> Task goal:
Retype the whole listing verbatim and keep the pictures out of it.

— start Task inputs —

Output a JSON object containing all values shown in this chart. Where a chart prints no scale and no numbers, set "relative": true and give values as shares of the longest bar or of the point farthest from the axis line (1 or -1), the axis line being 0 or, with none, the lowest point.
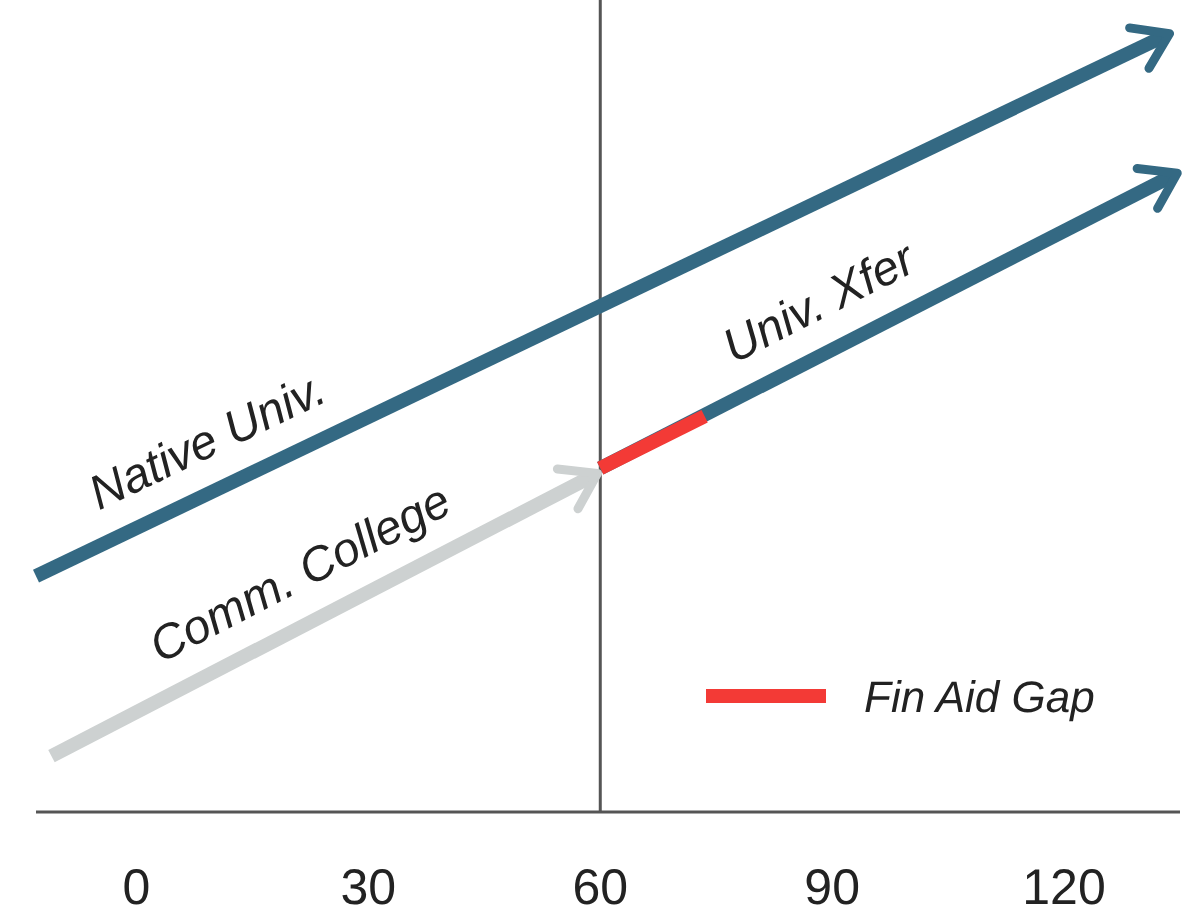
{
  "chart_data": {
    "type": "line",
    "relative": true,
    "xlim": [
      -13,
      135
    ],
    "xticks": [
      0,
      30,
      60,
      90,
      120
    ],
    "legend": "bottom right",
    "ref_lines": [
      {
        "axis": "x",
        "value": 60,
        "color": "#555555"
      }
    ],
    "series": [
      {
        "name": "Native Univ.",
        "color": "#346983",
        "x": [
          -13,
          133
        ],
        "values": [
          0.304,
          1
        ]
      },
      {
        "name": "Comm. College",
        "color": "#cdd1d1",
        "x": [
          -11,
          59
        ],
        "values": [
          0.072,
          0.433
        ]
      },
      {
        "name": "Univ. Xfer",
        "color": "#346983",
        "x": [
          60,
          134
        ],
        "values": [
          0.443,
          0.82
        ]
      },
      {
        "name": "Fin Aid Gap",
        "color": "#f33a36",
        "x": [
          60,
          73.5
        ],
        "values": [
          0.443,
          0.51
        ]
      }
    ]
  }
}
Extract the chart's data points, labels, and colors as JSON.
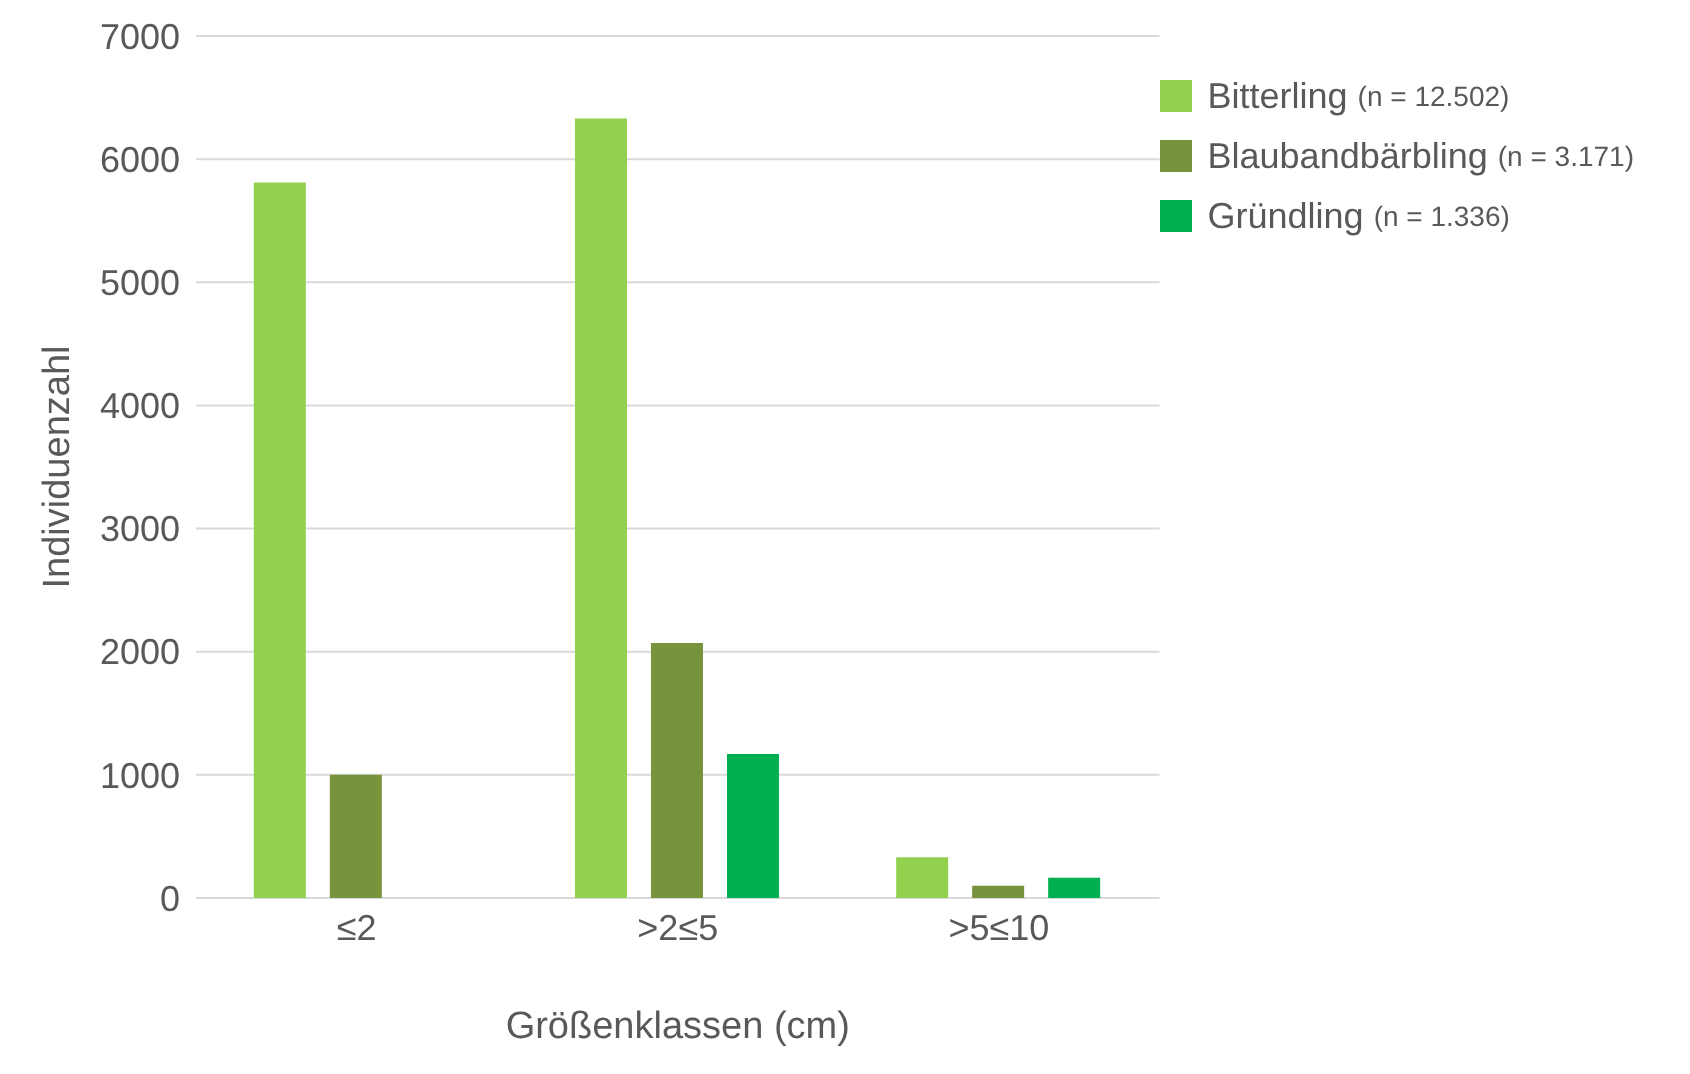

— end Task inputs —

> Output for this task:
Output a JSON object containing all values shown in this chart. Where a chart prints no scale and no numbers, set "relative": true and give values as shares of the longest bar or of the point farthest from the axis line (1 or -1), the axis line being 0 or, with none, the lowest point.
{
  "chart_data": {
    "type": "line",
    "relative": true,
    "xlim": [
      -13,
      135
    ],
    "xticks": [
      0,
      30,
      60,
      90,
      120
    ],
    "legend": "bottom right",
    "ref_lines": [
      {
        "axis": "x",
        "value": 60,
        "color": "#555555"
      }
    ],
    "series": [
      {
        "name": "Native Univ.",
        "color": "#346983",
        "x": [
          -13,
          133
        ],
        "values": [
          0.304,
          1
        ]
      },
      {
        "name": "Comm. College",
        "color": "#cdd1d1",
        "x": [
          -11,
          59
        ],
        "values": [
          0.072,
          0.433
        ]
      },
      {
        "name": "Univ. Xfer",
        "color": "#346983",
        "x": [
          60,
          134
        ],
        "values": [
          0.443,
          0.82
        ]
      },
      {
        "name": "Fin Aid Gap",
        "color": "#f33a36",
        "x": [
          60,
          73.5
        ],
        "values": [
          0.443,
          0.51
        ]
      }
    ]
  }
}
Extract the chart's data points, labels, and colors as JSON.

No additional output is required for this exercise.